[TASK OBJECTIVE]: Retype all of the data. Every line must match exactly.

[SUPPLIED MATERIAL]:

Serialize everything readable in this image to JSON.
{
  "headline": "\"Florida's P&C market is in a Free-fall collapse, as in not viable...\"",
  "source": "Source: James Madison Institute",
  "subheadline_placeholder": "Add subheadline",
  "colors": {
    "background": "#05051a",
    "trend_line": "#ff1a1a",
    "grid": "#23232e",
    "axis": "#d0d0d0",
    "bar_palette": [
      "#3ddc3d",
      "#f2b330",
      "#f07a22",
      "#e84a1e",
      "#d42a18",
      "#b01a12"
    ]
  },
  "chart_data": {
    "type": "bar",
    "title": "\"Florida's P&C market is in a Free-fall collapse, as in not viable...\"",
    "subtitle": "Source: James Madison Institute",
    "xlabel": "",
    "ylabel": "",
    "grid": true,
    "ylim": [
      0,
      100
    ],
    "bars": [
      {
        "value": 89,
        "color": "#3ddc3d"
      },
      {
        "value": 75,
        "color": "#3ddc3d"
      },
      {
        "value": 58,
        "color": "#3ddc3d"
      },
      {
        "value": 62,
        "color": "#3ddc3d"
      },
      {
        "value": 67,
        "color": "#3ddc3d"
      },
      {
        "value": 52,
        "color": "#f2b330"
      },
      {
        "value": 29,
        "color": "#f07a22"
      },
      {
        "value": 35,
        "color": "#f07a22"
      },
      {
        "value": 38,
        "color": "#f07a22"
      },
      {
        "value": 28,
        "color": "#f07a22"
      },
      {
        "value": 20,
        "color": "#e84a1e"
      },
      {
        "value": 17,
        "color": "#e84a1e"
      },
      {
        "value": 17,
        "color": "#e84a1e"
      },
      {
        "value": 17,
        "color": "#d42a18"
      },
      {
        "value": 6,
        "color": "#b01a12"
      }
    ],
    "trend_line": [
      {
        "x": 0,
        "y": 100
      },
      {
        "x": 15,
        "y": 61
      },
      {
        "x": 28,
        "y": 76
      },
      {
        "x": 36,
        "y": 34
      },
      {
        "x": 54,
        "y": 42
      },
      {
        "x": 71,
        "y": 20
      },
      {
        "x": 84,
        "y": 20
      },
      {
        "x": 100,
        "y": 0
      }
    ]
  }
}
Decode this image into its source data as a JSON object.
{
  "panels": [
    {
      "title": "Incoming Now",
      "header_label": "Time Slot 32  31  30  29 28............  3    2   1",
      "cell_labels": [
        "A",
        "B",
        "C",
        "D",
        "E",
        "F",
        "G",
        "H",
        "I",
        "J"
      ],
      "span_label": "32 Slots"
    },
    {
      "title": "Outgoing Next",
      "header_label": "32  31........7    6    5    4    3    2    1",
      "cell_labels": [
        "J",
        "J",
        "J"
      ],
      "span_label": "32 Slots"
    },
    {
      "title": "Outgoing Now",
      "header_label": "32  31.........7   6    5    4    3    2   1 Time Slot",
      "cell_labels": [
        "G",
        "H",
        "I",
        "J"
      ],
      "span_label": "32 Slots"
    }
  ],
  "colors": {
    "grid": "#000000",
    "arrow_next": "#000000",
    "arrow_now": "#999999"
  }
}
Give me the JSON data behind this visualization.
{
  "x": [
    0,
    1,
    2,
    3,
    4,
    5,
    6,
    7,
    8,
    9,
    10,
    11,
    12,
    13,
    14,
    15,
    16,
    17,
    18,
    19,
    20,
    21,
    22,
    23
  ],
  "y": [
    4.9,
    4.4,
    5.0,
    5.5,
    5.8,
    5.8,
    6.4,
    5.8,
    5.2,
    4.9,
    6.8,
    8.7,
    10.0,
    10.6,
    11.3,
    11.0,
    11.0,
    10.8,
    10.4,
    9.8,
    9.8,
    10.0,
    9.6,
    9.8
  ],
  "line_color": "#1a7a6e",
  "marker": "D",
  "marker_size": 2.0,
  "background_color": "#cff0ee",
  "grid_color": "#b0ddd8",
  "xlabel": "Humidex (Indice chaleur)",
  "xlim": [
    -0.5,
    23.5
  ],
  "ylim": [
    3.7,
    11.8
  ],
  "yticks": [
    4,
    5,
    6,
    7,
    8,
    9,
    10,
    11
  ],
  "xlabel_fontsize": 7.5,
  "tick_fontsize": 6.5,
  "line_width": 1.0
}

[FINISHED TASK]:
Serialize everything readable in this image to JSON.
{
  "headline": "\"Florida's P&C market is in a Free-fall collapse, as in not viable...\"",
  "source": "Source: James Madison Institute",
  "subheadline_placeholder": "Add subheadline",
  "colors": {
    "background": "#05051a",
    "trend_line": "#ff1a1a",
    "grid": "#23232e",
    "axis": "#d0d0d0",
    "bar_palette": [
      "#3ddc3d",
      "#f2b330",
      "#f07a22",
      "#e84a1e",
      "#d42a18",
      "#b01a12"
    ]
  },
  "chart_data": {
    "type": "bar",
    "title": "\"Florida's P&C market is in a Free-fall collapse, as in not viable...\"",
    "subtitle": "Source: James Madison Institute",
    "xlabel": "",
    "ylabel": "",
    "grid": true,
    "ylim": [
      0,
      100
    ],
    "bars": [
      {
        "value": 89,
        "color": "#3ddc3d"
      },
      {
        "value": 75,
        "color": "#3ddc3d"
      },
      {
        "value": 58,
        "color": "#3ddc3d"
      },
      {
        "value": 62,
        "color": "#3ddc3d"
      },
      {
        "value": 67,
        "color": "#3ddc3d"
      },
      {
        "value": 52,
        "color": "#f2b330"
      },
      {
        "value": 29,
        "color": "#f07a22"
      },
      {
        "value": 35,
        "color": "#f07a22"
      },
      {
        "value": 38,
        "color": "#f07a22"
      },
      {
        "value": 28,
        "color": "#f07a22"
      },
      {
        "value": 20,
        "color": "#e84a1e"
      },
      {
        "value": 17,
        "color": "#e84a1e"
      },
      {
        "value": 17,
        "color": "#e84a1e"
      },
      {
        "value": 17,
        "color": "#d42a18"
      },
      {
        "value": 6,
        "color": "#b01a12"
      }
    ],
    "trend_line": [
      {
        "x": 0,
        "y": 100
      },
      {
        "x": 15,
        "y": 61
      },
      {
        "x": 28,
        "y": 76
      },
      {
        "x": 36,
        "y": 34
      },
      {
        "x": 54,
        "y": 42
      },
      {
        "x": 71,
        "y": 20
      },
      {
        "x": 84,
        "y": 20
      },
      {
        "x": 100,
        "y": 0
      }
    ]
  }
}
Decode this image into its source data as a JSON object.
{
  "panels": [
    {
      "title": "Incoming Now",
      "header_label": "Time Slot 32  31  30  29 28............  3    2   1",
      "cell_labels": [
        "A",
        "B",
        "C",
        "D",
        "E",
        "F",
        "G",
        "H",
        "I",
        "J"
      ],
      "span_label": "32 Slots"
    },
    {
      "title": "Outgoing Next",
      "header_label": "32  31........7    6    5    4    3    2    1",
      "cell_labels": [
        "J",
        "J",
        "J"
      ],
      "span_label": "32 Slots"
    },
    {
      "title": "Outgoing Now",
      "header_label": "32  31.........7   6    5    4    3    2   1 Time Slot",
      "cell_labels": [
        "G",
        "H",
        "I",
        "J"
      ],
      "span_label": "32 Slots"
    }
  ],
  "colors": {
    "grid": "#000000",
    "arrow_next": "#000000",
    "arrow_now": "#999999"
  }
}
Give me the JSON data behind this visualization.
{
  "x": [
    0,
    1,
    2,
    3,
    4,
    5,
    6,
    7,
    8,
    9,
    10,
    11,
    12,
    13,
    14,
    15,
    16,
    17,
    18,
    19,
    20,
    21,
    22,
    23
  ],
  "y": [
    4.9,
    4.4,
    5.0,
    5.5,
    5.8,
    5.8,
    6.4,
    5.8,
    5.2,
    4.9,
    6.8,
    8.7,
    10.0,
    10.6,
    11.3,
    11.0,
    11.0,
    10.8,
    10.4,
    9.8,
    9.8,
    10.0,
    9.6,
    9.8
  ],
  "line_color": "#1a7a6e",
  "marker": "D",
  "marker_size": 2.0,
  "background_color": "#cff0ee",
  "grid_color": "#b0ddd8",
  "xlabel": "Humidex (Indice chaleur)",
  "xlim": [
    -0.5,
    23.5
  ],
  "ylim": [
    3.7,
    11.8
  ],
  "yticks": [
    4,
    5,
    6,
    7,
    8,
    9,
    10,
    11
  ],
  "xlabel_fontsize": 7.5,
  "tick_fontsize": 6.5,
  "line_width": 1.0
}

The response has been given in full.